▸ Material to process
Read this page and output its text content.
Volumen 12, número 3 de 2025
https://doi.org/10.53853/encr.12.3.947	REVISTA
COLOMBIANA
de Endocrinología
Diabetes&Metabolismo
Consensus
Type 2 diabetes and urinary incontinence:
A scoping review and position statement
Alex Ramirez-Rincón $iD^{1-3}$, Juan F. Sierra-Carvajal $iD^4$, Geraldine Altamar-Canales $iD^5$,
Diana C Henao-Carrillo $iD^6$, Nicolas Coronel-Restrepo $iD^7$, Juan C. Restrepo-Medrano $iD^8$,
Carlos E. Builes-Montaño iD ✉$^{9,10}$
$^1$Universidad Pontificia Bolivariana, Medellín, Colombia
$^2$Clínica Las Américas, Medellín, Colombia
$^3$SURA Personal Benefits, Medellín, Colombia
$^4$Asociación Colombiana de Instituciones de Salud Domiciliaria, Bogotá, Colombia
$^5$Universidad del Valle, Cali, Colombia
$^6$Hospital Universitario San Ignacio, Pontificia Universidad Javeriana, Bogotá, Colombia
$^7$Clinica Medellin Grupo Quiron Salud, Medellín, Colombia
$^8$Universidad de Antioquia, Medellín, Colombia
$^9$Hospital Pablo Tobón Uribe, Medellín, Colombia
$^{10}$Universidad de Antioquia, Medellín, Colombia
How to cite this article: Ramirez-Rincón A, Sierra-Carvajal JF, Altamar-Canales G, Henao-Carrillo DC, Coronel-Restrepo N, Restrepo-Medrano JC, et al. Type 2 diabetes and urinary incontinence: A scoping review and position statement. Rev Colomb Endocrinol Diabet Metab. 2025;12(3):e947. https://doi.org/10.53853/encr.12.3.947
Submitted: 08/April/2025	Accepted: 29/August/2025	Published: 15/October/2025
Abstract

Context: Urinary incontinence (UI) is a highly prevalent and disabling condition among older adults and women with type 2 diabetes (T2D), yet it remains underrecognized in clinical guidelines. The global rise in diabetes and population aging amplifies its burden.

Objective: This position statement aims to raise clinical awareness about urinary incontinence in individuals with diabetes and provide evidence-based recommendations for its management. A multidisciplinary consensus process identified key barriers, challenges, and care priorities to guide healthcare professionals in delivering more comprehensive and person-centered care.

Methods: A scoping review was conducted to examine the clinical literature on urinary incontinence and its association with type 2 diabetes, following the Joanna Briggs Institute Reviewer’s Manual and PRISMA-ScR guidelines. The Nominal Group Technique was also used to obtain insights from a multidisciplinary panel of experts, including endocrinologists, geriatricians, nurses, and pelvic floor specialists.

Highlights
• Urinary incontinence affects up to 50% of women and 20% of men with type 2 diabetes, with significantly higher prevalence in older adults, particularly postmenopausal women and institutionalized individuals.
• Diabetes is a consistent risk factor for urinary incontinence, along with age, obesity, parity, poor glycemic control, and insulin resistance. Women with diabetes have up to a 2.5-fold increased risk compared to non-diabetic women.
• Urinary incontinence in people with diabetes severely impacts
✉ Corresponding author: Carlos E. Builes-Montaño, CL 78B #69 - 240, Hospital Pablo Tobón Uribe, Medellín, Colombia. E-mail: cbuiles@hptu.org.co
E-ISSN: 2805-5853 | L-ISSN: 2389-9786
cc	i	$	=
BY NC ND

▸ Task details
Gather up the lines containing the word "Universidad" from these records and copy them.

▸ Finished exercise
$^1$Universidad Pontificia Bolivariana, Medellín, Colombia
$^5$Universidad del Valle, Cali, Colombia
$^6$Hospital Universitario San Ignacio, Pontificia Universidad Javeriana, Bogotá, Colombia
$^8$Universidad de Antioquia, Medellín, Colombia
$^{10}$Universidad de Antioquia, Medellín, Colombia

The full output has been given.